Would you quote every entry exactly, dropping only the pictures?

Stored rows:
--------------------------------
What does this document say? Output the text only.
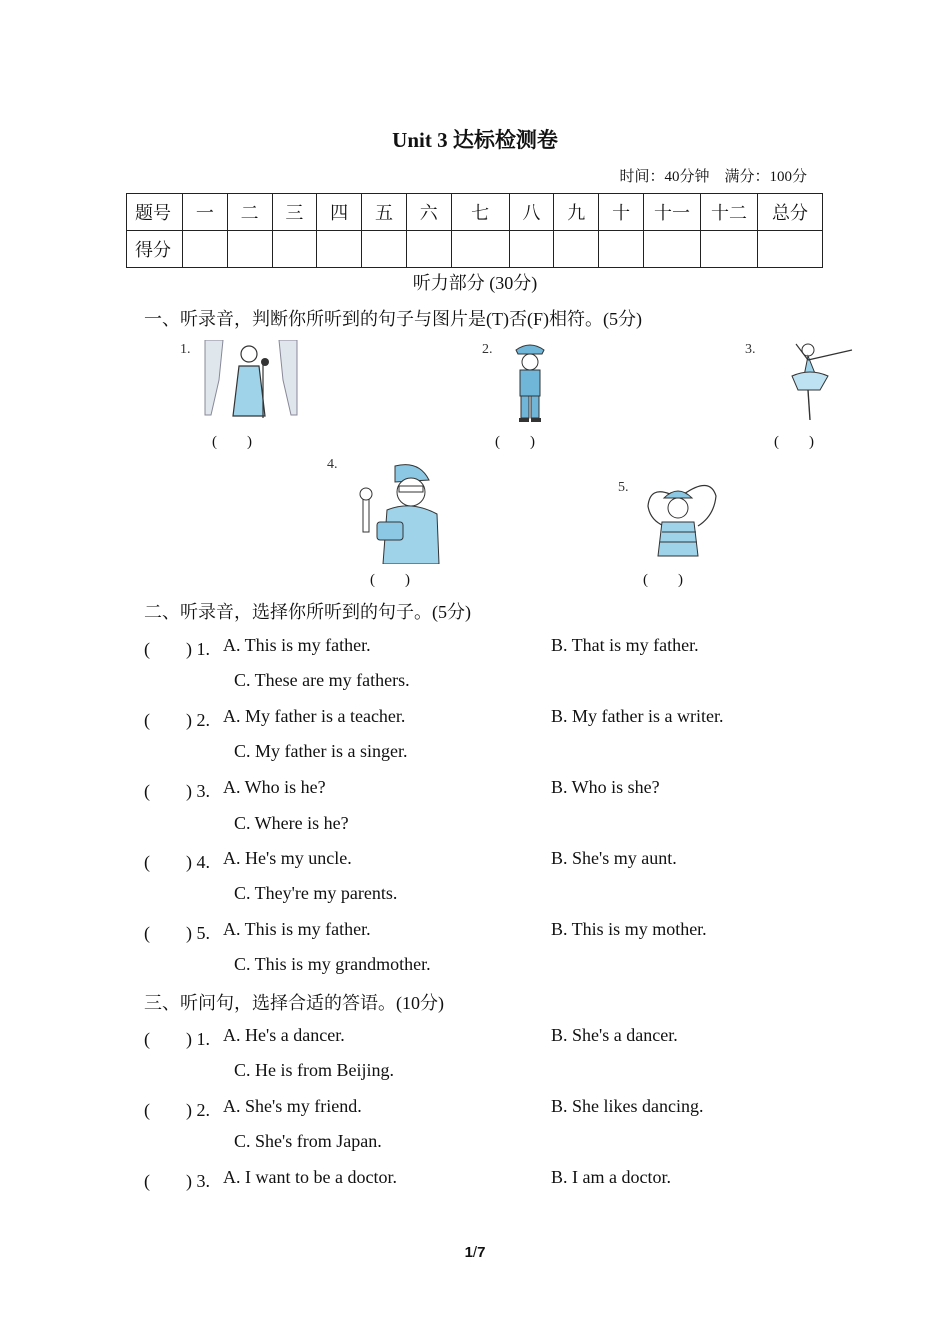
Unit 3 达标检测卷
时间：40分钟　满分：100分
题号	一	二	三	四	五	六	七	八	九	十	十一	十二	总分
得分													
听力部分 (30分)
一、听录音，判断你所听到的句子与图片是(T)否(F)相符。(5分)
1.
(　　)
2.
(　　)
3.
(　　)
4.
(　　)
5.
(　　)
二、听录音，选择你所听到的句子。(5分)
(　　) 1. A. This is my father.	B. That is my father.
C. These are my fathers.
(　　) 2. A. My father is a teacher.	B. My father is a writer.
C. My father is a singer.
(　　) 3. A. Who is he?	B. Who is she?
C. Where is he?
(　　) 4. A. He's my uncle.	B. She's my aunt.
C. They're my parents.
(　　) 5. A. This is my father.	B. This is my mother.
C. This is my grandmother.
三、听问句，选择合适的答语。(10分)
(　　) 1. A. He's a dancer.	B. She's a dancer.
C. He is from Beijing.
(　　) 2. A. She's my friend.	B. She likes dancing.
C. She's from Japan.
(　　) 3. A. I want to be a doctor.	B. I am a doctor.
1/7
--------------------------------
Result:
What does this document say? Output the text only.
Unit 3 达标检测卷
时间：40分钟　满分：100分
题号	一	二	三	四	五	六	七	八	九	十	十一	十二	总分
得分													
听力部分 (30分)
一、听录音，判断你所听到的句子与图片是(T)否(F)相符。(5分)
1.
(　　)
2.
(　　)
3.
(　　)
4.
(　　)
5.
(　　)
二、听录音，选择你所听到的句子。(5分)
(　　) 1. A. This is my father.	B. That is my father.
C. These are my fathers.
(　　) 2. A. My father is a teacher.	B. My father is a writer.
C. My father is a singer.
(　　) 3. A. Who is he?	B. Who is she?
C. Where is he?
(　　) 4. A. He's my uncle.	B. She's my aunt.
C. They're my parents.
(　　) 5. A. This is my father.	B. This is my mother.
C. This is my grandmother.
三、听问句，选择合适的答语。(10分)
(　　) 1. A. He's a dancer.	B. She's a dancer.
C. He is from Beijing.
(　　) 2. A. She's my friend.	B. She likes dancing.
C. She's from Japan.
(　　) 3. A. I want to be a doctor.	B. I am a doctor.
1/7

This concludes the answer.